→ **WHAT THIS TASK INVOLVES**: What follows is a set of records; repeat all of them exactly.

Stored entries

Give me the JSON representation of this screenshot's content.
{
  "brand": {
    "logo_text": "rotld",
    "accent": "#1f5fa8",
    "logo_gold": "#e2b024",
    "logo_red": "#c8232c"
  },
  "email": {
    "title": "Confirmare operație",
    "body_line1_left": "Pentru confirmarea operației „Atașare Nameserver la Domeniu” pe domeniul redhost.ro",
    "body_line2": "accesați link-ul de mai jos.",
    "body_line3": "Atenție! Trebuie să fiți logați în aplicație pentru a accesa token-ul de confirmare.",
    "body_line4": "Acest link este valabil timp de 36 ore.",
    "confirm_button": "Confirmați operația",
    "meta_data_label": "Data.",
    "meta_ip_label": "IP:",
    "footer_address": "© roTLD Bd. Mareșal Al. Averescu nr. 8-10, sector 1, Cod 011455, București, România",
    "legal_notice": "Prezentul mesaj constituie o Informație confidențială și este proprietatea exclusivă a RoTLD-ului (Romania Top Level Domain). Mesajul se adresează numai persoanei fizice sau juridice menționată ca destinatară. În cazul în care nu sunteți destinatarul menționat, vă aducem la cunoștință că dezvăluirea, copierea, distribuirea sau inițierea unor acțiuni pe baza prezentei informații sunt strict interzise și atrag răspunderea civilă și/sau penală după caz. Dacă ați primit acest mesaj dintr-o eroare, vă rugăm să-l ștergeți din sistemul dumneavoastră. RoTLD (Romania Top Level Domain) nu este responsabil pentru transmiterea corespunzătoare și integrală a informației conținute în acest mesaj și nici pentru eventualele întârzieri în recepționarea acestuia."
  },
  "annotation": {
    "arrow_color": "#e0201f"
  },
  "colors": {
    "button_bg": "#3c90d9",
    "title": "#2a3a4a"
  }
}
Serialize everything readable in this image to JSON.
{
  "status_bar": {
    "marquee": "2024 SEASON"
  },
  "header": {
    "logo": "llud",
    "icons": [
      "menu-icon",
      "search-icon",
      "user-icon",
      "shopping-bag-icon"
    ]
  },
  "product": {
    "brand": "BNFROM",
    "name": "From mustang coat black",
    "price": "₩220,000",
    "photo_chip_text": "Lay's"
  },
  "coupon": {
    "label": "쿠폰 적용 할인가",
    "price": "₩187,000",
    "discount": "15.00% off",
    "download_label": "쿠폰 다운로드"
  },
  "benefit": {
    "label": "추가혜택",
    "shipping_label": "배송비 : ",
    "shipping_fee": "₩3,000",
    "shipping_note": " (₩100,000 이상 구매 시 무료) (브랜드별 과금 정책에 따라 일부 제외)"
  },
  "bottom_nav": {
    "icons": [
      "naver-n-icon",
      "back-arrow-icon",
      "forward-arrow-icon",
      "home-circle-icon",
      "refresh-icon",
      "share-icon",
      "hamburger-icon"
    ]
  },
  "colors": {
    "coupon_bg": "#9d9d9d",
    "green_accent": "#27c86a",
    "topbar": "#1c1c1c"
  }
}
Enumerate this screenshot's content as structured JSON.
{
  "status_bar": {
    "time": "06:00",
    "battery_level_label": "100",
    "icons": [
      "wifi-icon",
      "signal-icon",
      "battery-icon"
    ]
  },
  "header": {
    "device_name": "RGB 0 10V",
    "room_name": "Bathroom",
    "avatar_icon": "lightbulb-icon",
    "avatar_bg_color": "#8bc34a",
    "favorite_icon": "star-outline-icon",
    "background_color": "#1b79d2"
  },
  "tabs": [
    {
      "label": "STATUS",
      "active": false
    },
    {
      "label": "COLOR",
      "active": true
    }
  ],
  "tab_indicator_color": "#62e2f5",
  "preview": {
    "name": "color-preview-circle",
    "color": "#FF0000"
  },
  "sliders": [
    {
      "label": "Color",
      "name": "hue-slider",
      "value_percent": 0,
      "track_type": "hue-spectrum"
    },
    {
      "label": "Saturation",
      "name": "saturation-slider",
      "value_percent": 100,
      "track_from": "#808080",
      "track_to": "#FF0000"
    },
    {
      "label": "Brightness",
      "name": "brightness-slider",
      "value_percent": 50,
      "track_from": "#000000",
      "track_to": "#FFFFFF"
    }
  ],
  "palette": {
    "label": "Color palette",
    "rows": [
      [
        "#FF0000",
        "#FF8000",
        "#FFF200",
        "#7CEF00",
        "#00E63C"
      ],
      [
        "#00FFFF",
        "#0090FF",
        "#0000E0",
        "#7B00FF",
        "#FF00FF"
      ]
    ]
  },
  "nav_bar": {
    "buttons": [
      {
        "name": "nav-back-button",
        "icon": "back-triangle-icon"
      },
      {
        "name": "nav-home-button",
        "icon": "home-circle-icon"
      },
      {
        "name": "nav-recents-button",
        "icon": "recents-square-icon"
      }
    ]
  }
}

→ **SOLVED PROBLEM**:
Give me the JSON representation of this screenshot's content.
{
  "brand": {
    "logo_text": "rotld",
    "accent": "#1f5fa8",
    "logo_gold": "#e2b024",
    "logo_red": "#c8232c"
  },
  "email": {
    "title": "Confirmare operație",
    "body_line1_left": "Pentru confirmarea operației „Atașare Nameserver la Domeniu” pe domeniul redhost.ro",
    "body_line2": "accesați link-ul de mai jos.",
    "body_line3": "Atenție! Trebuie să fiți logați în aplicație pentru a accesa token-ul de confirmare.",
    "body_line4": "Acest link este valabil timp de 36 ore.",
    "confirm_button": "Confirmați operația",
    "meta_data_label": "Data.",
    "meta_ip_label": "IP:",
    "footer_address": "© roTLD Bd. Mareșal Al. Averescu nr. 8-10, sector 1, Cod 011455, București, România",
    "legal_notice": "Prezentul mesaj constituie o Informație confidențială și este proprietatea exclusivă a RoTLD-ului (Romania Top Level Domain). Mesajul se adresează numai persoanei fizice sau juridice menționată ca destinatară. În cazul în care nu sunteți destinatarul menționat, vă aducem la cunoștință că dezvăluirea, copierea, distribuirea sau inițierea unor acțiuni pe baza prezentei informații sunt strict interzise și atrag răspunderea civilă și/sau penală după caz. Dacă ați primit acest mesaj dintr-o eroare, vă rugăm să-l ștergeți din sistemul dumneavoastră. RoTLD (Romania Top Level Domain) nu este responsabil pentru transmiterea corespunzătoare și integrală a informației conținute în acest mesaj și nici pentru eventualele întârzieri în recepționarea acestuia."
  },
  "annotation": {
    "arrow_color": "#e0201f"
  },
  "colors": {
    "button_bg": "#3c90d9",
    "title": "#2a3a4a"
  }
}
Serialize everything readable in this image to JSON.
{
  "status_bar": {
    "marquee": "2024 SEASON"
  },
  "header": {
    "logo": "llud",
    "icons": [
      "menu-icon",
      "search-icon",
      "user-icon",
      "shopping-bag-icon"
    ]
  },
  "product": {
    "brand": "BNFROM",
    "name": "From mustang coat black",
    "price": "₩220,000",
    "photo_chip_text": "Lay's"
  },
  "coupon": {
    "label": "쿠폰 적용 할인가",
    "price": "₩187,000",
    "discount": "15.00% off",
    "download_label": "쿠폰 다운로드"
  },
  "benefit": {
    "label": "추가혜택",
    "shipping_label": "배송비 : ",
    "shipping_fee": "₩3,000",
    "shipping_note": " (₩100,000 이상 구매 시 무료) (브랜드별 과금 정책에 따라 일부 제외)"
  },
  "bottom_nav": {
    "icons": [
      "naver-n-icon",
      "back-arrow-icon",
      "forward-arrow-icon",
      "home-circle-icon",
      "refresh-icon",
      "share-icon",
      "hamburger-icon"
    ]
  },
  "colors": {
    "coupon_bg": "#9d9d9d",
    "green_accent": "#27c86a",
    "topbar": "#1c1c1c"
  }
}
Enumerate this screenshot's content as structured JSON.
{
  "status_bar": {
    "time": "06:00",
    "battery_level_label": "100",
    "icons": [
      "wifi-icon",
      "signal-icon",
      "battery-icon"
    ]
  },
  "header": {
    "device_name": "RGB 0 10V",
    "room_name": "Bathroom",
    "avatar_icon": "lightbulb-icon",
    "avatar_bg_color": "#8bc34a",
    "favorite_icon": "star-outline-icon",
    "background_color": "#1b79d2"
  },
  "tabs": [
    {
      "label": "STATUS",
      "active": false
    },
    {
      "label": "COLOR",
      "active": true
    }
  ],
  "tab_indicator_color": "#62e2f5",
  "preview": {
    "name": "color-preview-circle",
    "color": "#FF0000"
  },
  "sliders": [
    {
      "label": "Color",
      "name": "hue-slider",
      "value_percent": 0,
      "track_type": "hue-spectrum"
    },
    {
      "label": "Saturation",
      "name": "saturation-slider",
      "value_percent": 100,
      "track_from": "#808080",
      "track_to": "#FF0000"
    },
    {
      "label": "Brightness",
      "name": "brightness-slider",
      "value_percent": 50,
      "track_from": "#000000",
      "track_to": "#FFFFFF"
    }
  ],
  "palette": {
    "label": "Color palette",
    "rows": [
      [
        "#FF0000",
        "#FF8000",
        "#FFF200",
        "#7CEF00",
        "#00E63C"
      ],
      [
        "#00FFFF",
        "#0090FF",
        "#0000E0",
        "#7B00FF",
        "#FF00FF"
      ]
    ]
  },
  "nav_bar": {
    "buttons": [
      {
        "name": "nav-back-button",
        "icon": "back-triangle-icon"
      },
      {
        "name": "nav-home-button",
        "icon": "home-circle-icon"
      },
      {
        "name": "nav-recents-button",
        "icon": "recents-square-icon"
      }
    ]
  }
}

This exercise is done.